In full and without deviation, write out the entries that follow.
>> Start STORED DATA
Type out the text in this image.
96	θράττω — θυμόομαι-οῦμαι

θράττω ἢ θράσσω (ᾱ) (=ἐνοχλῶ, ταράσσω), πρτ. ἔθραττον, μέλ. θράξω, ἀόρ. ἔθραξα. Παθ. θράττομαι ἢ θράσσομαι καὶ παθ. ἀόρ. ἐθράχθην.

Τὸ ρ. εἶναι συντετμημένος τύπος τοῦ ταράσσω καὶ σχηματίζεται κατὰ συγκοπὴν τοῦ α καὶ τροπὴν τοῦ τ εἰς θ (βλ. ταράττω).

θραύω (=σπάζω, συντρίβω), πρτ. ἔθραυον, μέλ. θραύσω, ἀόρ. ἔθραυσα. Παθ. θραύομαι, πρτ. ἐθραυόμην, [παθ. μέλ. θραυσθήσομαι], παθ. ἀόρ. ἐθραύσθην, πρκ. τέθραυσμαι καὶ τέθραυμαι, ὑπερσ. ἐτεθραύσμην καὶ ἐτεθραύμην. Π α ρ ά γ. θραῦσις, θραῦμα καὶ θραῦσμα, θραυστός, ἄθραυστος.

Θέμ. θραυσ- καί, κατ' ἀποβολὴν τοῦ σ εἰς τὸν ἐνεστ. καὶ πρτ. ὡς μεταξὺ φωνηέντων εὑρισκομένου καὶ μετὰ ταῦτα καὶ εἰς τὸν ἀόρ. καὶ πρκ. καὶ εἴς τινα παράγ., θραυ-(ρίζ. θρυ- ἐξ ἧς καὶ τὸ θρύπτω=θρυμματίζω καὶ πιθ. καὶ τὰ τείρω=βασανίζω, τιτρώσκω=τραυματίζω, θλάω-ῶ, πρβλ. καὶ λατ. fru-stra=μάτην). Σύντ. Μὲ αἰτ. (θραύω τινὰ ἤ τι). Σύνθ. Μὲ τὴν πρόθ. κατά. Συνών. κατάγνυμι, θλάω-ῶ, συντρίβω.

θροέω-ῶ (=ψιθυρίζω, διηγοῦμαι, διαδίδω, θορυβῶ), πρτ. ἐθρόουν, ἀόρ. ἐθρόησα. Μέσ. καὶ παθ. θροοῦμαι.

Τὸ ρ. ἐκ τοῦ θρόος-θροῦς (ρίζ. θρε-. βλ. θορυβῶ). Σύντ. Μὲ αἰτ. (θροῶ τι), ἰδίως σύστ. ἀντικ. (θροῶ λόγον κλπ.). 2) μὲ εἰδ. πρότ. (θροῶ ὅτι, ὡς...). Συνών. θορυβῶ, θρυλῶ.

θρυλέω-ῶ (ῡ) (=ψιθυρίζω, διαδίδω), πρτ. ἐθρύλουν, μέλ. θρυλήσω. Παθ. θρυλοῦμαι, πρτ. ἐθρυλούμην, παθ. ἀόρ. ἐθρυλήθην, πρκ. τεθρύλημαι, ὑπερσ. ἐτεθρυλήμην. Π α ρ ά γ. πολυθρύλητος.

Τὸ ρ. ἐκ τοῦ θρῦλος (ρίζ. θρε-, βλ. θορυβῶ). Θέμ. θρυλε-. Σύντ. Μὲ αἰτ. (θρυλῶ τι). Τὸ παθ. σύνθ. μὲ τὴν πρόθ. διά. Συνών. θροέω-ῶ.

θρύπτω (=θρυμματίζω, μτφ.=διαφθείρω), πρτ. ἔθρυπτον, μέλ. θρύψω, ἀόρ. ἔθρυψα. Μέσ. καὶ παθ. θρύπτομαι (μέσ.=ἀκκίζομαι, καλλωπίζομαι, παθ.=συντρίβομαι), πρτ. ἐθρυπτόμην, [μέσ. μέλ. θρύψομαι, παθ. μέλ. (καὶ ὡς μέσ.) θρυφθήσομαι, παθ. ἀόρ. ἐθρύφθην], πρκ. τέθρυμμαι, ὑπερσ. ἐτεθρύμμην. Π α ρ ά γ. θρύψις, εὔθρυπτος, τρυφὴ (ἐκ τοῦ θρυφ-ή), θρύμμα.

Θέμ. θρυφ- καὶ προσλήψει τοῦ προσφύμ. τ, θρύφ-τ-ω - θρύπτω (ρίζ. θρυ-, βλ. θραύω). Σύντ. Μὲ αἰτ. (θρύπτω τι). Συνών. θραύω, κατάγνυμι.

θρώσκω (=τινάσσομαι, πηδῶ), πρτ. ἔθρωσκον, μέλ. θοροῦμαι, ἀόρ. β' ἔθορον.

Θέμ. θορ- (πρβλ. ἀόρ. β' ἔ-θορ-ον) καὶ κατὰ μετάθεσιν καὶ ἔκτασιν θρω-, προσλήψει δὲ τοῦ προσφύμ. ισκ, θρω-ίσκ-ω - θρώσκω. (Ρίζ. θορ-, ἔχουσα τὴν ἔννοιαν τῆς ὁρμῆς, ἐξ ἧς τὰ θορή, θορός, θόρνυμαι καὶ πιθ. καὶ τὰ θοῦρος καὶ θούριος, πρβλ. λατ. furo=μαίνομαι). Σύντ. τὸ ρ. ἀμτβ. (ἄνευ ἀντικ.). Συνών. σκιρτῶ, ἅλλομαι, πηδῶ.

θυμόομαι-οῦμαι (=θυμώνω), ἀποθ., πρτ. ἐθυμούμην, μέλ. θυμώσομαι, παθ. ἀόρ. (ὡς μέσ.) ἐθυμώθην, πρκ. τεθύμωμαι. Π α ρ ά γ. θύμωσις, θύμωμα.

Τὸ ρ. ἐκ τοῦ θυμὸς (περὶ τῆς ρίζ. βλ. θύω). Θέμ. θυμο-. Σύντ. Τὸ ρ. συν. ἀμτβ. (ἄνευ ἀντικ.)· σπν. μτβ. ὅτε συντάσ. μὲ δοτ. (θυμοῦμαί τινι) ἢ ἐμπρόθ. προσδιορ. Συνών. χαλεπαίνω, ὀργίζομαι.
>> End STORED DATA
EXERCISE RESPONSE:
Type out the text in this image.
96	θράττω — θυμόομαι-οῦμαι

θράττω ἢ θράσσω (ᾱ) (=ἐνοχλῶ, ταράσσω), πρτ. ἔθραττον, μέλ. θράξω, ἀόρ. ἔθραξα. Παθ. θράττομαι ἢ θράσσομαι καὶ παθ. ἀόρ. ἐθράχθην.

Τὸ ρ. εἶναι συντετμημένος τύπος τοῦ ταράσσω καὶ σχηματίζεται κατὰ συγκοπὴν τοῦ α καὶ τροπὴν τοῦ τ εἰς θ (βλ. ταράττω).

θραύω (=σπάζω, συντρίβω), πρτ. ἔθραυον, μέλ. θραύσω, ἀόρ. ἔθραυσα. Παθ. θραύομαι, πρτ. ἐθραυόμην, [παθ. μέλ. θραυσθήσομαι], παθ. ἀόρ. ἐθραύσθην, πρκ. τέθραυσμαι καὶ τέθραυμαι, ὑπερσ. ἐτεθραύσμην καὶ ἐτεθραύμην. Π α ρ ά γ. θραῦσις, θραῦμα καὶ θραῦσμα, θραυστός, ἄθραυστος.

Θέμ. θραυσ- καί, κατ' ἀποβολὴν τοῦ σ εἰς τὸν ἐνεστ. καὶ πρτ. ὡς μεταξὺ φωνηέντων εὑρισκομένου καὶ μετὰ ταῦτα καὶ εἰς τὸν ἀόρ. καὶ πρκ. καὶ εἴς τινα παράγ., θραυ-(ρίζ. θρυ- ἐξ ἧς καὶ τὸ θρύπτω=θρυμματίζω καὶ πιθ. καὶ τὰ τείρω=βασανίζω, τιτρώσκω=τραυματίζω, θλάω-ῶ, πρβλ. καὶ λατ. fru-stra=μάτην). Σύντ. Μὲ αἰτ. (θραύω τινὰ ἤ τι). Σύνθ. Μὲ τὴν πρόθ. κατά. Συνών. κατάγνυμι, θλάω-ῶ, συντρίβω.

θροέω-ῶ (=ψιθυρίζω, διηγοῦμαι, διαδίδω, θορυβῶ), πρτ. ἐθρόουν, ἀόρ. ἐθρόησα. Μέσ. καὶ παθ. θροοῦμαι.

Τὸ ρ. ἐκ τοῦ θρόος-θροῦς (ρίζ. θρε-. βλ. θορυβῶ). Σύντ. Μὲ αἰτ. (θροῶ τι), ἰδίως σύστ. ἀντικ. (θροῶ λόγον κλπ.). 2) μὲ εἰδ. πρότ. (θροῶ ὅτι, ὡς...). Συνών. θορυβῶ, θρυλῶ.

θρυλέω-ῶ (ῡ) (=ψιθυρίζω, διαδίδω), πρτ. ἐθρύλουν, μέλ. θρυλήσω. Παθ. θρυλοῦμαι, πρτ. ἐθρυλούμην, παθ. ἀόρ. ἐθρυλήθην, πρκ. τεθρύλημαι, ὑπερσ. ἐτεθρυλήμην. Π α ρ ά γ. πολυθρύλητος.

Τὸ ρ. ἐκ τοῦ θρῦλος (ρίζ. θρε-, βλ. θορυβῶ). Θέμ. θρυλε-. Σύντ. Μὲ αἰτ. (θρυλῶ τι). Τὸ παθ. σύνθ. μὲ τὴν πρόθ. διά. Συνών. θροέω-ῶ.

θρύπτω (=θρυμματίζω, μτφ.=διαφθείρω), πρτ. ἔθρυπτον, μέλ. θρύψω, ἀόρ. ἔθρυψα. Μέσ. καὶ παθ. θρύπτομαι (μέσ.=ἀκκίζομαι, καλλωπίζομαι, παθ.=συντρίβομαι), πρτ. ἐθρυπτόμην, [μέσ. μέλ. θρύψομαι, παθ. μέλ. (καὶ ὡς μέσ.) θρυφθήσομαι, παθ. ἀόρ. ἐθρύφθην], πρκ. τέθρυμμαι, ὑπερσ. ἐτεθρύμμην. Π α ρ ά γ. θρύψις, εὔθρυπτος, τρυφὴ (ἐκ τοῦ θρυφ-ή), θρύμμα.

Θέμ. θρυφ- καὶ προσλήψει τοῦ προσφύμ. τ, θρύφ-τ-ω - θρύπτω (ρίζ. θρυ-, βλ. θραύω). Σύντ. Μὲ αἰτ. (θρύπτω τι). Συνών. θραύω, κατάγνυμι.

θρώσκω (=τινάσσομαι, πηδῶ), πρτ. ἔθρωσκον, μέλ. θοροῦμαι, ἀόρ. β' ἔθορον.

Θέμ. θορ- (πρβλ. ἀόρ. β' ἔ-θορ-ον) καὶ κατὰ μετάθεσιν καὶ ἔκτασιν θρω-, προσλήψει δὲ τοῦ προσφύμ. ισκ, θρω-ίσκ-ω - θρώσκω. (Ρίζ. θορ-, ἔχουσα τὴν ἔννοιαν τῆς ὁρμῆς, ἐξ ἧς τὰ θορή, θορός, θόρνυμαι καὶ πιθ. καὶ τὰ θοῦρος καὶ θούριος, πρβλ. λατ. furo=μαίνομαι). Σύντ. τὸ ρ. ἀμτβ. (ἄνευ ἀντικ.). Συνών. σκιρτῶ, ἅλλομαι, πηδῶ.

θυμόομαι-οῦμαι (=θυμώνω), ἀποθ., πρτ. ἐθυμούμην, μέλ. θυμώσομαι, παθ. ἀόρ. (ὡς μέσ.) ἐθυμώθην, πρκ. τεθύμωμαι. Π α ρ ά γ. θύμωσις, θύμωμα.

Τὸ ρ. ἐκ τοῦ θυμὸς (περὶ τῆς ρίζ. βλ. θύω). Θέμ. θυμο-. Σύντ. Τὸ ρ. συν. ἀμτβ. (ἄνευ ἀντικ.)· σπν. μτβ. ὅτε συντάσ. μὲ δοτ. (θυμοῦμαί τινι) ἢ ἐμπρόθ. προσδιορ. Συνών. χαλεπαίνω, ὀργίζομαι.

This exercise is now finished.